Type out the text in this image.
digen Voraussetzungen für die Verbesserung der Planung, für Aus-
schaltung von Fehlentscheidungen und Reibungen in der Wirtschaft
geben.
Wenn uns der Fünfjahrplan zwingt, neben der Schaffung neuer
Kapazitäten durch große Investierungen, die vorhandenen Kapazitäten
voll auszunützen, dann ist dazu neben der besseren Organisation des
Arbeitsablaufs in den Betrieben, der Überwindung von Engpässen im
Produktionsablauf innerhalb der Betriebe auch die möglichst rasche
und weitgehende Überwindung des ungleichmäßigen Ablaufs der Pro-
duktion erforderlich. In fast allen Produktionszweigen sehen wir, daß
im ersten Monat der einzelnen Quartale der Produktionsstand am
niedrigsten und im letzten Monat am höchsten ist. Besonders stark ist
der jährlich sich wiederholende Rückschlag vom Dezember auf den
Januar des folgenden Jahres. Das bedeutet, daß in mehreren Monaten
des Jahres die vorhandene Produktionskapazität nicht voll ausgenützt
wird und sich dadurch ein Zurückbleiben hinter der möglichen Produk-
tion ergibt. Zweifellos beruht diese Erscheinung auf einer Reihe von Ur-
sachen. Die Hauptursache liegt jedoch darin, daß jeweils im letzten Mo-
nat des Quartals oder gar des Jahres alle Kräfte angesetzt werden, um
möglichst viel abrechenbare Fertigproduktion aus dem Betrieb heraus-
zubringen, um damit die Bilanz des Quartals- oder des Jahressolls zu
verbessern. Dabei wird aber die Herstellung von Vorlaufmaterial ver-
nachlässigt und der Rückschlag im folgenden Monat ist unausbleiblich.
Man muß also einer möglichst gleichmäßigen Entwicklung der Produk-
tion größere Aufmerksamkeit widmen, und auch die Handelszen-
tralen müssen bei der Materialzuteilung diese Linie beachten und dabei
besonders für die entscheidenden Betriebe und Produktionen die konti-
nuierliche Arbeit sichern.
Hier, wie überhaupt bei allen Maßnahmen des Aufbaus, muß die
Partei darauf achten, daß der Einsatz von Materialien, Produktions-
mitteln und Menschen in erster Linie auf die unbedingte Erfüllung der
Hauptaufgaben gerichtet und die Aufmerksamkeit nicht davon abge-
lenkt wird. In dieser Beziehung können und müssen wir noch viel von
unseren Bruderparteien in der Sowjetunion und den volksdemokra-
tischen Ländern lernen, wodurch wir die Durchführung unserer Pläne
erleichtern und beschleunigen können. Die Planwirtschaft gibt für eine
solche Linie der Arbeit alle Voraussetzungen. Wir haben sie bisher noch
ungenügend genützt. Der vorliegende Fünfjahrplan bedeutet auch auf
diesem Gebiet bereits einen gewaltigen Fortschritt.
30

• _WHAT IS ASKED_:
Among the entries, how many lines include the word "bedeutet"? Answer with a single number and nothing further.

• _TASK SOLUTION_:
2